==== PROVIDED MATERIAL

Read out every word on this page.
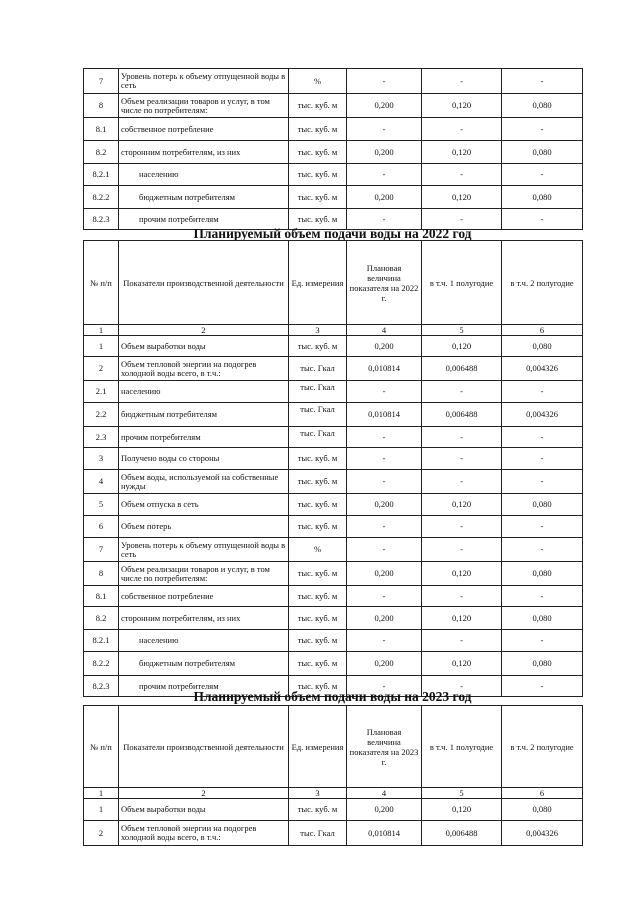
7	Уровень потерь к объему отпущенной воды в сеть	%	-	-	-
8	Объем реализации товаров и услуг, в том числе по потребителям:	тыс. куб. м	0,200	0,120	0,080
8.1	собственное потребление	тыс. куб. м	-	-	-
8.2	сторонним потребителям, из них	тыс. куб. м	0,200	0,120	0,080
8.2.1	населению	тыс. куб. м	-	-	-
8.2.2	бюджетным потребителям	тыс. куб. м	0,200	0,120	0,080
8.2.3	прочим потребителям	тыс. куб. м	-	-	-
Планируемый объем подачи воды на 2022 год
№ п/п	Показатели производственной деятельности	Ед. измерения	Плановая величина показателя на 2022 г.	в т.ч. 1 полугодие	в т.ч. 2 полугодие
1	2	3	4	5	6
1	Объем выработки воды	тыс. куб. м	0,200	0,120	0,080
2	Объем тепловой энергии на подогрев холодной воды всего, в т.ч.:	тыс. Гкал	0,010814	0,006488	0,004326
2.1	населению	тыс. Гкал	-	-	-
2.2	бюджетным потребителям	тыс. Гкал	0,010814	0,006488	0,004326
2.3	прочим потребителям	тыс. Гкал	-	-	-
3	Получено воды со стороны	тыс. куб. м	-	-	-
4	Объем воды, используемой на собственные нужды	тыс. куб. м	-	-	-
5	Объем отпуска в сеть	тыс. куб. м	0,200	0,120	0,080
6	Объем потерь	тыс. куб. м	-	-	-
7	Уровень потерь к объему отпущенной воды в сеть	%	-	-	-
8	Объем реализации товаров и услуг, в том числе по потребителям:	тыс. куб. м	0,200	0,120	0,080
8.1	собственное потребление	тыс. куб. м	-	-	-
8.2	сторонним потребителям, из них	тыс. куб. м	0,200	0,120	0,080
8.2.1	населению	тыс. куб. м	-	-	-
8.2.2	бюджетным потребителям	тыс. куб. м	0,200	0,120	0,080
8.2.3	прочим потребителям	тыс. куб. м	-	-	-
Планируемый объем подачи воды на 2023 год
№ п/п	Показатели производственной деятельности	Ед. измерения	Плановая величина показателя на 2023 г.	в т.ч. 1 полугодие	в т.ч. 2 полугодие
1	2	3	4	5	6
1	Объем выработки воды	тыс. куб. м	0,200	0,120	0,080
2	Объем тепловой энергии на подогрев холодной воды всего, в т.ч.:	тыс. Гкал	0,010814	0,006488	0,004326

========

▶ DIRECTIONS FOR THIS TASK
Pick out all lines from the data above in which the word "деятельности" appears.

▶ FULL RESPONSE
№ п/п	Показатели производственной деятельности	Ед. измерения	Плановая величина показателя на 2022 г.	в т.ч. 1 полугодие	в т.ч. 2 полугодие
№ п/п	Показатели производственной деятельности	Ед. измерения	Плановая величина показателя на 2023 г.	в т.ч. 1 полугодие	в т.ч. 2 полугодие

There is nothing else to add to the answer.